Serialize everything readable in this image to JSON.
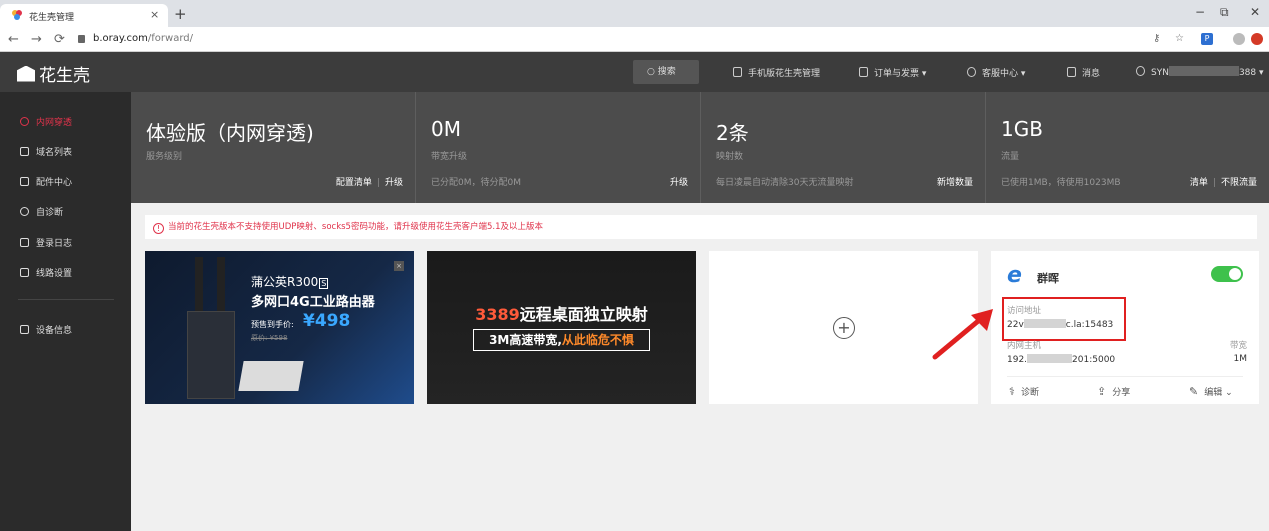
{
  "browser": {
    "tab_title": "花生壳管理",
    "tab_close": "×",
    "new_tab": "+",
    "url_domain": "b.oray.com",
    "url_path": "/forward/",
    "win_minimize": "−",
    "win_restore": "⧉",
    "win_close": "✕"
  },
  "header": {
    "logo_text": "花生壳",
    "search_label": "搜索",
    "mobile_label": "手机版花生壳管理",
    "orders_label": "订单与发票 ▾",
    "service_label": "客服中心 ▾",
    "messages_label": "消息",
    "user_prefix": "SYN",
    "user_suffix": "388 ▾"
  },
  "sidebar": {
    "items": [
      {
        "label": "内网穿透",
        "icon": "tunnel-icon",
        "active": true
      },
      {
        "label": "域名列表",
        "icon": "domain-list-icon"
      },
      {
        "label": "配件中心",
        "icon": "accessories-icon"
      },
      {
        "label": "自诊断",
        "icon": "diagnose-icon"
      },
      {
        "label": "登录日志",
        "icon": "log-icon"
      },
      {
        "label": "线路设置",
        "icon": "route-icon"
      },
      {
        "label": "设备信息",
        "icon": "device-icon"
      }
    ]
  },
  "stats": [
    {
      "value": "体验版（内网穿透)",
      "label": "服务级别",
      "foot": "",
      "actions": [
        "配置清单",
        "升级"
      ]
    },
    {
      "value": "0M",
      "label": "带宽升级",
      "foot": "已分配0M，待分配0M",
      "actions": [
        "升级"
      ]
    },
    {
      "value": "2条",
      "label": "映射数",
      "foot": "每日凌晨自动清除30天无流量映射",
      "actions": [
        "新增数量"
      ]
    },
    {
      "value": "1GB",
      "label": "流量",
      "foot": "已使用1MB，待使用1023MB",
      "actions": [
        "清单",
        "不限流量"
      ]
    }
  ],
  "notice": {
    "icon": "!",
    "text": "当前的花生壳版本不支持使用UDP映射、socks5密码功能，请升级使用花生壳客户端5.1及以上版本"
  },
  "ad1": {
    "title1": "蒲公英R300",
    "badge": "S",
    "title2": "多网口4G工业路由器",
    "pre_label": "预售到手价:",
    "price": "¥498",
    "orig": "原价: ¥598",
    "close": "×"
  },
  "ad2": {
    "title_num": "3389",
    "title_rest": "远程桌面独立映射",
    "sub_a": "3M高速带宽,",
    "sub_b": "从此临危不惧"
  },
  "add_card": {
    "plus": "+"
  },
  "device": {
    "name": "群晖",
    "enabled": true,
    "access_label": "访问地址",
    "access_prefix": "22v",
    "access_suffix": "c.la:15483",
    "host_label": "内网主机",
    "host_prefix": "192.",
    "host_suffix": "201:5000",
    "bandwidth_label": "带宽",
    "bandwidth_value": "1M",
    "diagnose": "诊断",
    "share": "分享",
    "edit": "编辑 ⌄"
  },
  "colors": {
    "accent_red": "#e0334b",
    "toggle_green": "#3ec14c",
    "highlight": "#e02020"
  }
}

□ □ □ □

EXERCISE PROMPT – Keep every word of the data as it is when you write it out, but drop the pictures.

EXERCISE OUTPUT –
Serialize everything readable in this image to JSON.
{
  "browser": {
    "tab_title": "花生壳管理",
    "tab_close": "×",
    "new_tab": "+",
    "url_domain": "b.oray.com",
    "url_path": "/forward/",
    "win_minimize": "−",
    "win_restore": "⧉",
    "win_close": "✕"
  },
  "header": {
    "logo_text": "花生壳",
    "search_label": "搜索",
    "mobile_label": "手机版花生壳管理",
    "orders_label": "订单与发票 ▾",
    "service_label": "客服中心 ▾",
    "messages_label": "消息",
    "user_prefix": "SYN",
    "user_suffix": "388 ▾"
  },
  "sidebar": {
    "items": [
      {
        "label": "内网穿透",
        "icon": "tunnel-icon",
        "active": true
      },
      {
        "label": "域名列表",
        "icon": "domain-list-icon"
      },
      {
        "label": "配件中心",
        "icon": "accessories-icon"
      },
      {
        "label": "自诊断",
        "icon": "diagnose-icon"
      },
      {
        "label": "登录日志",
        "icon": "log-icon"
      },
      {
        "label": "线路设置",
        "icon": "route-icon"
      },
      {
        "label": "设备信息",
        "icon": "device-icon"
      }
    ]
  },
  "stats": [
    {
      "value": "体验版（内网穿透)",
      "label": "服务级别",
      "foot": "",
      "actions": [
        "配置清单",
        "升级"
      ]
    },
    {
      "value": "0M",
      "label": "带宽升级",
      "foot": "已分配0M，待分配0M",
      "actions": [
        "升级"
      ]
    },
    {
      "value": "2条",
      "label": "映射数",
      "foot": "每日凌晨自动清除30天无流量映射",
      "actions": [
        "新增数量"
      ]
    },
    {
      "value": "1GB",
      "label": "流量",
      "foot": "已使用1MB，待使用1023MB",
      "actions": [
        "清单",
        "不限流量"
      ]
    }
  ],
  "notice": {
    "icon": "!",
    "text": "当前的花生壳版本不支持使用UDP映射、socks5密码功能，请升级使用花生壳客户端5.1及以上版本"
  },
  "ad1": {
    "title1": "蒲公英R300",
    "badge": "S",
    "title2": "多网口4G工业路由器",
    "pre_label": "预售到手价:",
    "price": "¥498",
    "orig": "原价: ¥598",
    "close": "×"
  },
  "ad2": {
    "title_num": "3389",
    "title_rest": "远程桌面独立映射",
    "sub_a": "3M高速带宽,",
    "sub_b": "从此临危不惧"
  },
  "add_card": {
    "plus": "+"
  },
  "device": {
    "name": "群晖",
    "enabled": true,
    "access_label": "访问地址",
    "access_prefix": "22v",
    "access_suffix": "c.la:15483",
    "host_label": "内网主机",
    "host_prefix": "192.",
    "host_suffix": "201:5000",
    "bandwidth_label": "带宽",
    "bandwidth_value": "1M",
    "diagnose": "诊断",
    "share": "分享",
    "edit": "编辑 ⌄"
  },
  "colors": {
    "accent_red": "#e0334b",
    "toggle_green": "#3ec14c",
    "highlight": "#e02020"
  }
}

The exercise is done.